● **Given request**
Identify each line holding the string "approvals" and copy it.

(Items from a dataset)
----------

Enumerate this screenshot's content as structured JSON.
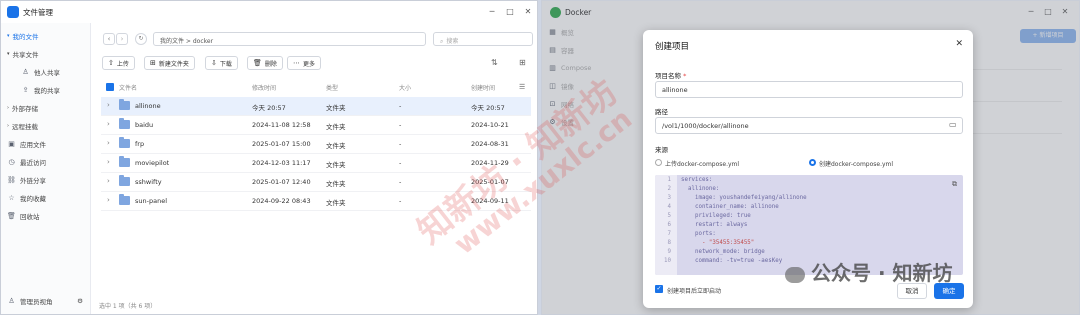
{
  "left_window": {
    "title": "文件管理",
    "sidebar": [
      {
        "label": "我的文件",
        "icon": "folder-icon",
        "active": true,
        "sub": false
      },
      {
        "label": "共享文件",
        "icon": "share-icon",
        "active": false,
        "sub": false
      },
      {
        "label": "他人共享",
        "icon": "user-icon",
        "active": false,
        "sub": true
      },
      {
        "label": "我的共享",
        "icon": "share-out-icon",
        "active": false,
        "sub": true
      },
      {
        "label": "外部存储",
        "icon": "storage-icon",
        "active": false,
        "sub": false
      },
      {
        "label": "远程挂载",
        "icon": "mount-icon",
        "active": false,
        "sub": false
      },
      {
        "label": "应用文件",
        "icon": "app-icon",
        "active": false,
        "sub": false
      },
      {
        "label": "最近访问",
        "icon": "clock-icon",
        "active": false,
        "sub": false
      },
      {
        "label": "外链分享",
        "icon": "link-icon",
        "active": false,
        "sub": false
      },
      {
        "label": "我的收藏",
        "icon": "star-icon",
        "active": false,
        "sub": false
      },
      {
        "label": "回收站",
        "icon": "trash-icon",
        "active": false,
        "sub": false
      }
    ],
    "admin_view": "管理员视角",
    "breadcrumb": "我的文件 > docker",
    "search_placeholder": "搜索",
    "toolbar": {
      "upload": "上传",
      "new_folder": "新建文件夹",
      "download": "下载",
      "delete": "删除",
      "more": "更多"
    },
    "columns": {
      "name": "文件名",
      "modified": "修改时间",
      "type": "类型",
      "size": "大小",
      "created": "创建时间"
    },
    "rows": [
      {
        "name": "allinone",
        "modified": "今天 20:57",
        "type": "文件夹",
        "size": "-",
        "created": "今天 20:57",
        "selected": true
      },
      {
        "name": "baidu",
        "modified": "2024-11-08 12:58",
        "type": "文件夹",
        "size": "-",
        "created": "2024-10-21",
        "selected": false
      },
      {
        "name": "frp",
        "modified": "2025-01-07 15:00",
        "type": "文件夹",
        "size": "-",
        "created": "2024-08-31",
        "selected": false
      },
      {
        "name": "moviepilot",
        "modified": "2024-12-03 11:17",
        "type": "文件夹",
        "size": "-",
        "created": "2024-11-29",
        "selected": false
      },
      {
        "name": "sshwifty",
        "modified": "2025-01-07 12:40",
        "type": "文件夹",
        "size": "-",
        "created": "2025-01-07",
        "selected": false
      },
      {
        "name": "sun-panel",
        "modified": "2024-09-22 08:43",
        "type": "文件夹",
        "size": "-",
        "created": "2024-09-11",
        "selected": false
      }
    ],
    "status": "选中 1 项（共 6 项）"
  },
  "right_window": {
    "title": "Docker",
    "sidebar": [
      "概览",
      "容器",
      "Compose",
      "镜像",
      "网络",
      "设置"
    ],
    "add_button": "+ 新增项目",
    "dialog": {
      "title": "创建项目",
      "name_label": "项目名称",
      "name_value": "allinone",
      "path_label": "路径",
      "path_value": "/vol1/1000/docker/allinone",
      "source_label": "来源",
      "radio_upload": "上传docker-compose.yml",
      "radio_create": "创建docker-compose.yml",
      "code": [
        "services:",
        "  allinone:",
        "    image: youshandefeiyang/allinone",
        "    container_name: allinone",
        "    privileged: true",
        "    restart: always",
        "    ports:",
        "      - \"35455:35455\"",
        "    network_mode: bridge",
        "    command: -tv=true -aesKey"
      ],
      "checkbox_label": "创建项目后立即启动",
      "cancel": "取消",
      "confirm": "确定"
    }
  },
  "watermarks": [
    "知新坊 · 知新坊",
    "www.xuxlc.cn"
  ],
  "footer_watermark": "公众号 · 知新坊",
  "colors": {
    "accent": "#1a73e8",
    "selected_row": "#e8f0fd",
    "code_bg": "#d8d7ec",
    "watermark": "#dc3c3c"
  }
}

----------

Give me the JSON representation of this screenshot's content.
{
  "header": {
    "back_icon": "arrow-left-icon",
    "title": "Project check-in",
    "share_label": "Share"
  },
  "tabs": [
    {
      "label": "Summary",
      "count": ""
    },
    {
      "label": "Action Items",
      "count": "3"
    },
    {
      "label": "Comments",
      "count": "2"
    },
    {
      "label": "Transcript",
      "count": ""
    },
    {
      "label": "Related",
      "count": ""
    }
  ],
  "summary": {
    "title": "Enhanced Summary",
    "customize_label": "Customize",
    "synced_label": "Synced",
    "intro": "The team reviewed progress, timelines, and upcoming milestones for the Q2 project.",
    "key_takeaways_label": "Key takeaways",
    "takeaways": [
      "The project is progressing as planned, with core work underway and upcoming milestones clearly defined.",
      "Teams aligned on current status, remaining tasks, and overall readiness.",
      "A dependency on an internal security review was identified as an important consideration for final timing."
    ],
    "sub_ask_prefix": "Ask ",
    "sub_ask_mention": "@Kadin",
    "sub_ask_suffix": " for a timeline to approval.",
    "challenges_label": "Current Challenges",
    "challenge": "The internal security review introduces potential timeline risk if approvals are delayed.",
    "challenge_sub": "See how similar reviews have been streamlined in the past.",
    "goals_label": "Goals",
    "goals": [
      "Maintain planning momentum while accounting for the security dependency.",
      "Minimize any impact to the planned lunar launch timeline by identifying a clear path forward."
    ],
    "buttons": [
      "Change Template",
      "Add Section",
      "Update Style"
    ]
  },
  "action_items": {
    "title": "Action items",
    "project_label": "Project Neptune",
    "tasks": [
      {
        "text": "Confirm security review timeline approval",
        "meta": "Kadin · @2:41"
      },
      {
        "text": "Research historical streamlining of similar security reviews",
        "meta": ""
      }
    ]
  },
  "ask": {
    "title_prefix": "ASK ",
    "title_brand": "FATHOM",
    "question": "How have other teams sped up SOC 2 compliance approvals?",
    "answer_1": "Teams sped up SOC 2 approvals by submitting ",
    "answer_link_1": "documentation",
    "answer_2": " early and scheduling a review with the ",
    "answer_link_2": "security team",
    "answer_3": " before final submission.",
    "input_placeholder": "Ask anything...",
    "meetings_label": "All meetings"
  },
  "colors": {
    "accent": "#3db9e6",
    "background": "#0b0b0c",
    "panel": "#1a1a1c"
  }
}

----------

● **Task result**
    "challenge": "The internal security review introduces potential timeline risk if approvals are delayed.",
    "question": "How have other teams sped up SOC 2 compliance approvals?",
    "answer_1": "Teams sped up SOC 2 approvals by submitting ",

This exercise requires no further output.